PROBLEM REQUIREMENTS: Give only the number of lines below that contain the word "כלומר".

DATA FOR THIS EXERCISE:

# # #

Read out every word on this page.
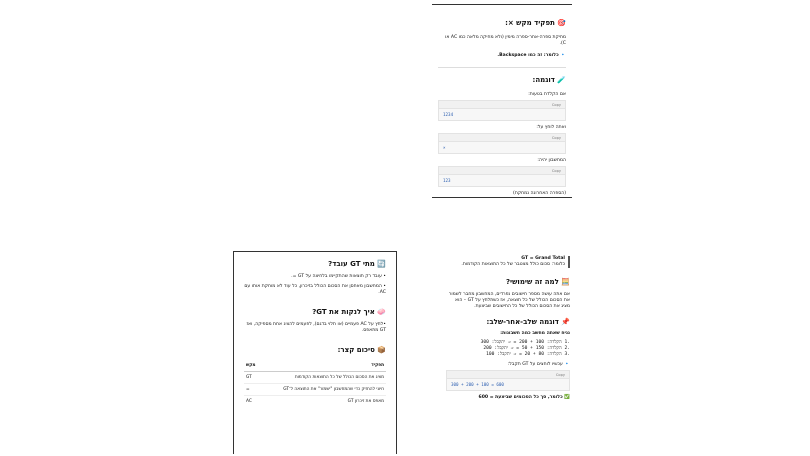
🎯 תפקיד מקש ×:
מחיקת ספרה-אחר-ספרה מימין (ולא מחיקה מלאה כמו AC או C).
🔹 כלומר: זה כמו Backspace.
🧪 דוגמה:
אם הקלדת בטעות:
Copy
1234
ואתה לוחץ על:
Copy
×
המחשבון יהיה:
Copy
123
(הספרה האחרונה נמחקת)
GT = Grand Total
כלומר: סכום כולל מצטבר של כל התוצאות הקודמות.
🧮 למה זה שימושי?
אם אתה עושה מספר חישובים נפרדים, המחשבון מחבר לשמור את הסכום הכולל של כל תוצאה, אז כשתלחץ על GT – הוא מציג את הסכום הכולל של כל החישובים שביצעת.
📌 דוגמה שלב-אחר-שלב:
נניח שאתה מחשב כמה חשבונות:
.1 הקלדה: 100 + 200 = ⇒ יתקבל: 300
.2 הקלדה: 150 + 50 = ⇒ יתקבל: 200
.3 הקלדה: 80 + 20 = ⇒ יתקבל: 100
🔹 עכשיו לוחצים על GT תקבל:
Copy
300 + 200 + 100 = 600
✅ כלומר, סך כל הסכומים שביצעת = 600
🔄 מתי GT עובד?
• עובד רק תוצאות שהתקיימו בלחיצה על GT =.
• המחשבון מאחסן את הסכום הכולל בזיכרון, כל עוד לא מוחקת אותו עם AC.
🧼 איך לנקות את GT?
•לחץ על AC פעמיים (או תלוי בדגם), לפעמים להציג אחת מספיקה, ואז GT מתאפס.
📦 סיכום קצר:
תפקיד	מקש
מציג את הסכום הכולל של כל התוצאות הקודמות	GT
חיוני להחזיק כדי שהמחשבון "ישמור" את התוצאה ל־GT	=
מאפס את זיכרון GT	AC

# # #

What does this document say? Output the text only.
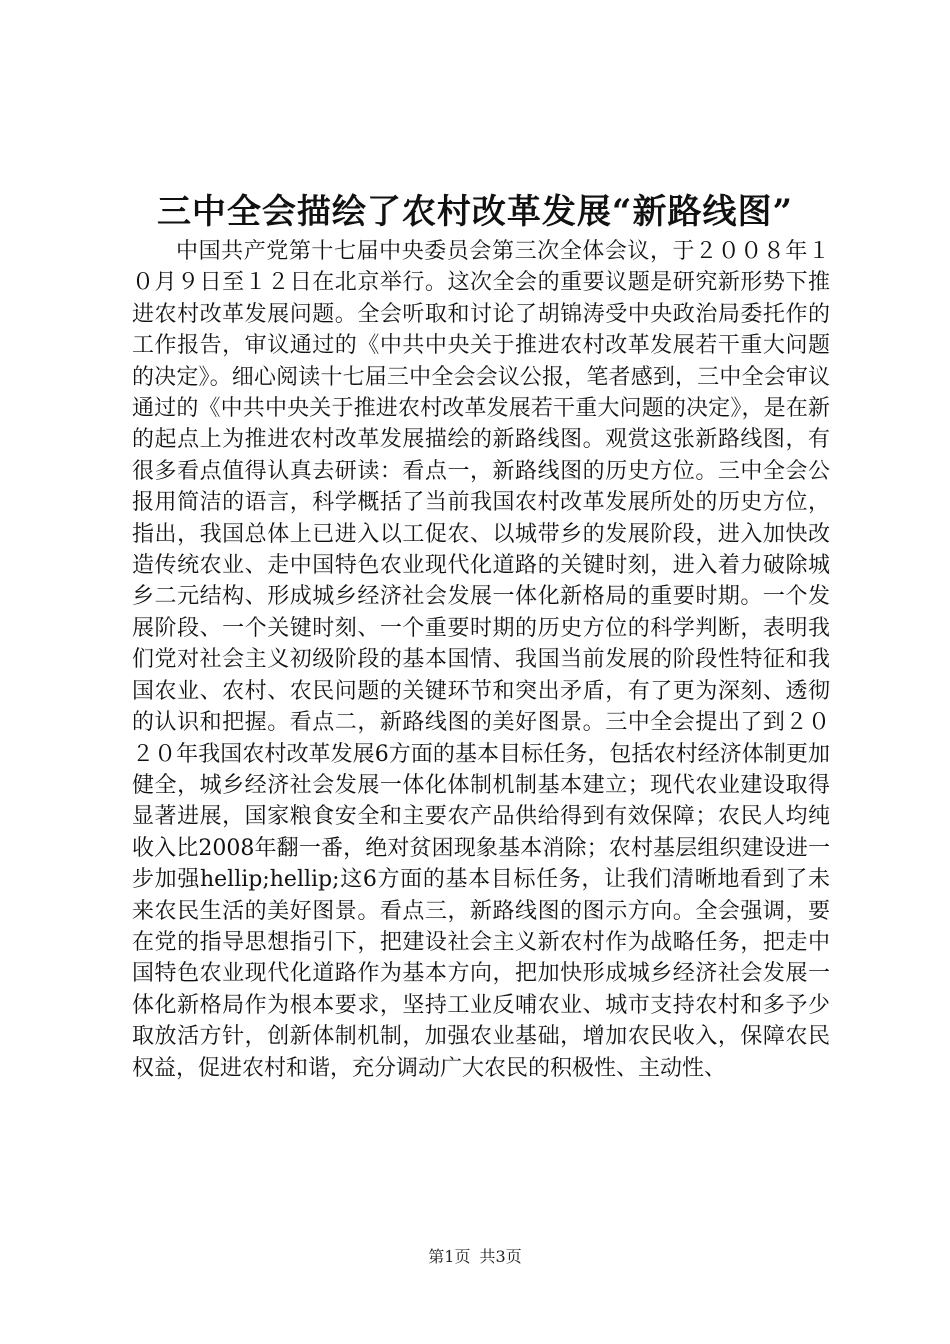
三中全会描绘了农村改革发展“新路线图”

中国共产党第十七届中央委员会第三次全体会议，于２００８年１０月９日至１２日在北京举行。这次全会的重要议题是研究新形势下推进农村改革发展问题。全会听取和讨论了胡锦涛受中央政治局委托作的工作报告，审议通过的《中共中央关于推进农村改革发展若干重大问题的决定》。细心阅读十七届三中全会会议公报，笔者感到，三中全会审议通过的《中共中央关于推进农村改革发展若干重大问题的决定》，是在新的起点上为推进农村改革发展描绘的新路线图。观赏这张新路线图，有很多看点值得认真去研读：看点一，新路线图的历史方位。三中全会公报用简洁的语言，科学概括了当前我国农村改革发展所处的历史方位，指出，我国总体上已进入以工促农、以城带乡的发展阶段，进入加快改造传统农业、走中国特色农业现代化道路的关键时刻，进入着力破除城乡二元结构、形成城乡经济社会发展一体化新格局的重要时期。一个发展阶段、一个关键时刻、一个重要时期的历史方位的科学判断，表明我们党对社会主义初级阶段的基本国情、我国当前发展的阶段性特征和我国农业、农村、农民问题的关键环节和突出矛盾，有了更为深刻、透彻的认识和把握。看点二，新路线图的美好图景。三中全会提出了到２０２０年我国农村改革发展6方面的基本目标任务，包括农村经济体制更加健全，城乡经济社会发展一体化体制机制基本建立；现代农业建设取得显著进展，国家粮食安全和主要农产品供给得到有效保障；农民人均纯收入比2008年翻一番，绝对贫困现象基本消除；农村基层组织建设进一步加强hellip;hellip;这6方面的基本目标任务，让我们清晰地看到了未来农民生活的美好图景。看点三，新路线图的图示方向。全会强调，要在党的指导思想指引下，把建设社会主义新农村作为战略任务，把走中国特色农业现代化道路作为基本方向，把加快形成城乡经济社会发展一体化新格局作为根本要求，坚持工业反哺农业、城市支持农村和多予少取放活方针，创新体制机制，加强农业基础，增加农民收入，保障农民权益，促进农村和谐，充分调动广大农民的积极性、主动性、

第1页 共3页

# # #

REPLY TO THE TASK: 3